▸ **Exercise requirements**: All of the lines below are to be printed again exactly; images are excluded from the output.

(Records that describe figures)
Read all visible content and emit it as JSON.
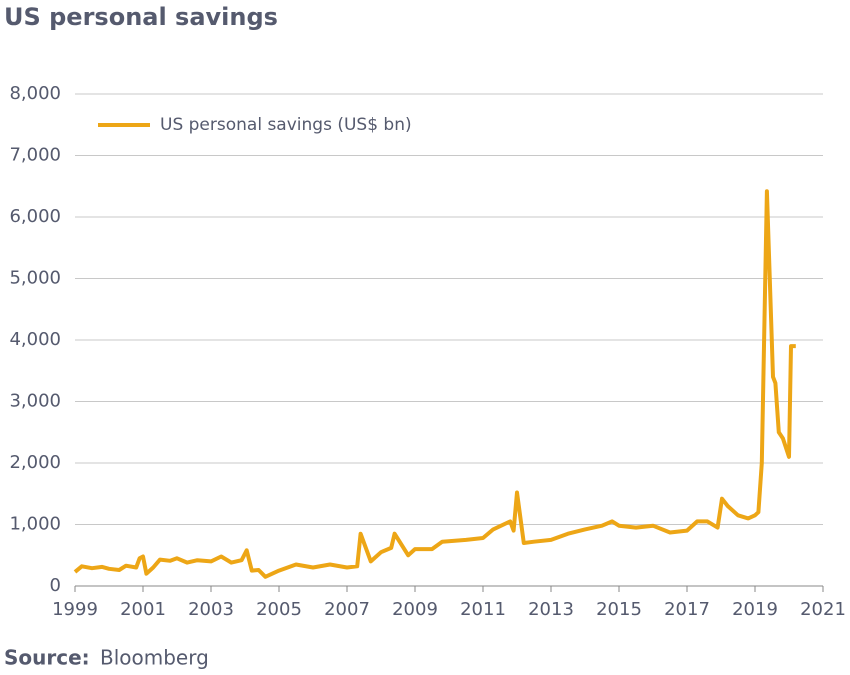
{
  "chart_data": {
    "type": "line",
    "title": "US personal savings",
    "source_label": "Source:",
    "source": "Bloomberg",
    "x": [
      1999.0,
      1999.2,
      1999.5,
      1999.8,
      2000.0,
      2000.3,
      2000.5,
      2000.8,
      2000.9,
      2001.0,
      2001.1,
      2001.3,
      2001.5,
      2001.8,
      2002.0,
      2002.3,
      2002.6,
      2003.0,
      2003.3,
      2003.6,
      2003.9,
      2004.05,
      2004.2,
      2004.4,
      2004.6,
      2004.8,
      2005.0,
      2005.5,
      2006.0,
      2006.5,
      2007.0,
      2007.3,
      2007.4,
      2007.7,
      2008.0,
      2008.3,
      2008.4,
      2008.8,
      2009.0,
      2009.5,
      2009.8,
      2010.5,
      2011.0,
      2011.3,
      2011.8,
      2011.9,
      2012.0,
      2012.2,
      2012.5,
      2013.0,
      2013.5,
      2014.0,
      2014.5,
      2014.8,
      2015.0,
      2015.5,
      2016.0,
      2016.5,
      2017.0,
      2017.3,
      2017.6,
      2017.9,
      2018.03,
      2018.2,
      2018.5,
      2018.8,
      2019.0,
      2019.1,
      2019.2,
      2019.35,
      2019.53,
      2019.6,
      2019.7,
      2019.82,
      2020.0,
      2020.06,
      2020.2
    ],
    "series": [
      {
        "name": "US personal savings (US$ bn)",
        "color": "#eda616",
        "values": [
          230,
          320,
          290,
          310,
          280,
          260,
          330,
          300,
          450,
          480,
          200,
          300,
          430,
          410,
          450,
          380,
          420,
          400,
          480,
          380,
          420,
          580,
          250,
          260,
          150,
          200,
          250,
          350,
          300,
          350,
          300,
          320,
          850,
          400,
          550,
          620,
          850,
          500,
          600,
          600,
          720,
          750,
          780,
          920,
          1050,
          900,
          1520,
          700,
          720,
          750,
          850,
          920,
          980,
          1050,
          980,
          950,
          980,
          870,
          900,
          1050,
          1050,
          950,
          1420,
          1300,
          1150,
          1100,
          1150,
          1200,
          2000,
          6420,
          3400,
          3300,
          2500,
          2400,
          2100,
          3900,
          3900
        ]
      }
    ],
    "xlim": [
      1999,
      2021
    ],
    "xticks": [
      1999,
      2001,
      2003,
      2005,
      2007,
      2009,
      2011,
      2013,
      2015,
      2017,
      2019,
      2021
    ],
    "ylim": [
      0,
      8000
    ],
    "yticks": [
      0,
      {
        "value": 1000,
        "label": "1,000"
      },
      {
        "value": 2000,
        "label": "2,000"
      },
      {
        "value": 3000,
        "label": "3,000"
      },
      {
        "value": 4000,
        "label": "4,000"
      },
      {
        "value": 5000,
        "label": "5,000"
      },
      {
        "value": 6000,
        "label": "6,000"
      },
      {
        "value": 7000,
        "label": "7,000"
      },
      {
        "value": 8000,
        "label": "8,000"
      }
    ],
    "grid": true,
    "legend": "top-left"
  }
}
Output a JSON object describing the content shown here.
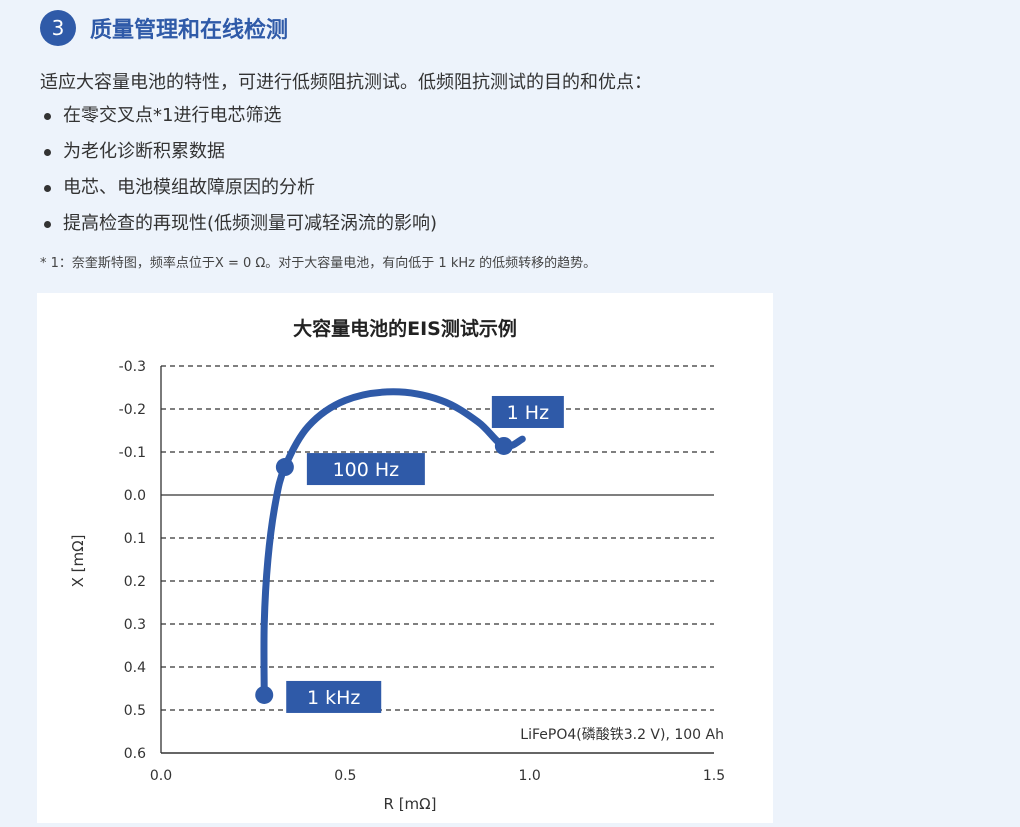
{
  "section": {
    "number": "3",
    "title": "质量管理和在线检测"
  },
  "intro": "适应大容量电池的特性，可进行低频阻抗测试。低频阻抗测试的目的和优点：",
  "bullets": [
    "在零交叉点*1进行电芯筛选",
    "为老化诊断积累数据",
    "电芯、电池模组故障原因的分析",
    "提高检查的再现性(低频测量可减轻涡流的影响)"
  ],
  "footnote": "* 1：奈奎斯特图，频率点位于X = 0 Ω。对于大容量电池，有向低于 1 kHz 的低频转移的趋势。",
  "chart_data": {
    "type": "line",
    "title": "大容量电池的EIS测试示例",
    "xlabel": "R [mΩ]",
    "ylabel": "X [mΩ]",
    "xlim": [
      0.0,
      1.5
    ],
    "ylim": [
      -0.3,
      0.6
    ],
    "y_inverted": true,
    "xticks": [
      "0.0",
      "0.5",
      "1.0",
      "1.5"
    ],
    "yticks": [
      "-0.3",
      "-0.2",
      "-0.1",
      "0.0",
      "0.1",
      "0.2",
      "0.3",
      "0.4",
      "0.5",
      "0.6"
    ],
    "grid": "horizontal dashed",
    "color": "#2f5aa8",
    "series": [
      {
        "points": [
          [
            0.28,
            0.465
          ],
          [
            0.28,
            0.3
          ],
          [
            0.29,
            0.15
          ],
          [
            0.31,
            0.02
          ],
          [
            0.336,
            -0.065
          ],
          [
            0.4,
            -0.16
          ],
          [
            0.5,
            -0.22
          ],
          [
            0.63,
            -0.24
          ],
          [
            0.76,
            -0.22
          ],
          [
            0.86,
            -0.17
          ],
          [
            0.93,
            -0.114
          ],
          [
            0.98,
            -0.13
          ]
        ]
      }
    ],
    "annotations": [
      {
        "label": "1 kHz",
        "x": 0.28,
        "y": 0.465
      },
      {
        "label": "100 Hz",
        "x": 0.336,
        "y": -0.065
      },
      {
        "label": "1 Hz",
        "x": 0.93,
        "y": -0.114
      }
    ],
    "note": "LiFePO4(磷酸铁3.2 V), 100 Ah"
  }
}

▸ **Expected answer**:
Read all visible content and emit it as JSON.
{
  "chart_data": {
    "type": "line",
    "title": "US personal savings",
    "source_label": "Source:",
    "source": "Bloomberg",
    "x": [
      1999.0,
      1999.2,
      1999.5,
      1999.8,
      2000.0,
      2000.3,
      2000.5,
      2000.8,
      2000.9,
      2001.0,
      2001.1,
      2001.3,
      2001.5,
      2001.8,
      2002.0,
      2002.3,
      2002.6,
      2003.0,
      2003.3,
      2003.6,
      2003.9,
      2004.05,
      2004.2,
      2004.4,
      2004.6,
      2004.8,
      2005.0,
      2005.5,
      2006.0,
      2006.5,
      2007.0,
      2007.3,
      2007.4,
      2007.7,
      2008.0,
      2008.3,
      2008.4,
      2008.8,
      2009.0,
      2009.5,
      2009.8,
      2010.5,
      2011.0,
      2011.3,
      2011.8,
      2011.9,
      2012.0,
      2012.2,
      2012.5,
      2013.0,
      2013.5,
      2014.0,
      2014.5,
      2014.8,
      2015.0,
      2015.5,
      2016.0,
      2016.5,
      2017.0,
      2017.3,
      2017.6,
      2017.9,
      2018.03,
      2018.2,
      2018.5,
      2018.8,
      2019.0,
      2019.1,
      2019.2,
      2019.35,
      2019.53,
      2019.6,
      2019.7,
      2019.82,
      2020.0,
      2020.06,
      2020.2
    ],
    "series": [
      {
        "name": "US personal savings (US$ bn)",
        "color": "#eda616",
        "values": [
          230,
          320,
          290,
          310,
          280,
          260,
          330,
          300,
          450,
          480,
          200,
          300,
          430,
          410,
          450,
          380,
          420,
          400,
          480,
          380,
          420,
          580,
          250,
          260,
          150,
          200,
          250,
          350,
          300,
          350,
          300,
          320,
          850,
          400,
          550,
          620,
          850,
          500,
          600,
          600,
          720,
          750,
          780,
          920,
          1050,
          900,
          1520,
          700,
          720,
          750,
          850,
          920,
          980,
          1050,
          980,
          950,
          980,
          870,
          900,
          1050,
          1050,
          950,
          1420,
          1300,
          1150,
          1100,
          1150,
          1200,
          2000,
          6420,
          3400,
          3300,
          2500,
          2400,
          2100,
          3900,
          3900
        ]
      }
    ],
    "xlim": [
      1999,
      2021
    ],
    "xticks": [
      1999,
      2001,
      2003,
      2005,
      2007,
      2009,
      2011,
      2013,
      2015,
      2017,
      2019,
      2021
    ],
    "ylim": [
      0,
      8000
    ],
    "yticks": [
      0,
      {
        "value": 1000,
        "label": "1,000"
      },
      {
        "value": 2000,
        "label": "2,000"
      },
      {
        "value": 3000,
        "label": "3,000"
      },
      {
        "value": 4000,
        "label": "4,000"
      },
      {
        "value": 5000,
        "label": "5,000"
      },
      {
        "value": 6000,
        "label": "6,000"
      },
      {
        "value": 7000,
        "label": "7,000"
      },
      {
        "value": 8000,
        "label": "8,000"
      }
    ],
    "grid": true,
    "legend": "top-left"
  }
}
Output a JSON object describing the content shown here.
{
  "section": {
    "number": "3",
    "title": "质量管理和在线检测"
  },
  "intro": "适应大容量电池的特性，可进行低频阻抗测试。低频阻抗测试的目的和优点：",
  "bullets": [
    "在零交叉点*1进行电芯筛选",
    "为老化诊断积累数据",
    "电芯、电池模组故障原因的分析",
    "提高检查的再现性(低频测量可减轻涡流的影响)"
  ],
  "footnote": "* 1：奈奎斯特图，频率点位于X = 0 Ω。对于大容量电池，有向低于 1 kHz 的低频转移的趋势。",
  "chart_data": {
    "type": "line",
    "title": "大容量电池的EIS测试示例",
    "xlabel": "R [mΩ]",
    "ylabel": "X [mΩ]",
    "xlim": [
      0.0,
      1.5
    ],
    "ylim": [
      -0.3,
      0.6
    ],
    "y_inverted": true,
    "xticks": [
      "0.0",
      "0.5",
      "1.0",
      "1.5"
    ],
    "yticks": [
      "-0.3",
      "-0.2",
      "-0.1",
      "0.0",
      "0.1",
      "0.2",
      "0.3",
      "0.4",
      "0.5",
      "0.6"
    ],
    "grid": "horizontal dashed",
    "color": "#2f5aa8",
    "series": [
      {
        "points": [
          [
            0.28,
            0.465
          ],
          [
            0.28,
            0.3
          ],
          [
            0.29,
            0.15
          ],
          [
            0.31,
            0.02
          ],
          [
            0.336,
            -0.065
          ],
          [
            0.4,
            -0.16
          ],
          [
            0.5,
            -0.22
          ],
          [
            0.63,
            -0.24
          ],
          [
            0.76,
            -0.22
          ],
          [
            0.86,
            -0.17
          ],
          [
            0.93,
            -0.114
          ],
          [
            0.98,
            -0.13
          ]
        ]
      }
    ],
    "annotations": [
      {
        "label": "1 kHz",
        "x": 0.28,
        "y": 0.465
      },
      {
        "label": "100 Hz",
        "x": 0.336,
        "y": -0.065
      },
      {
        "label": "1 Hz",
        "x": 0.93,
        "y": -0.114
      }
    ],
    "note": "LiFePO4(磷酸铁3.2 V), 100 Ah"
  }
}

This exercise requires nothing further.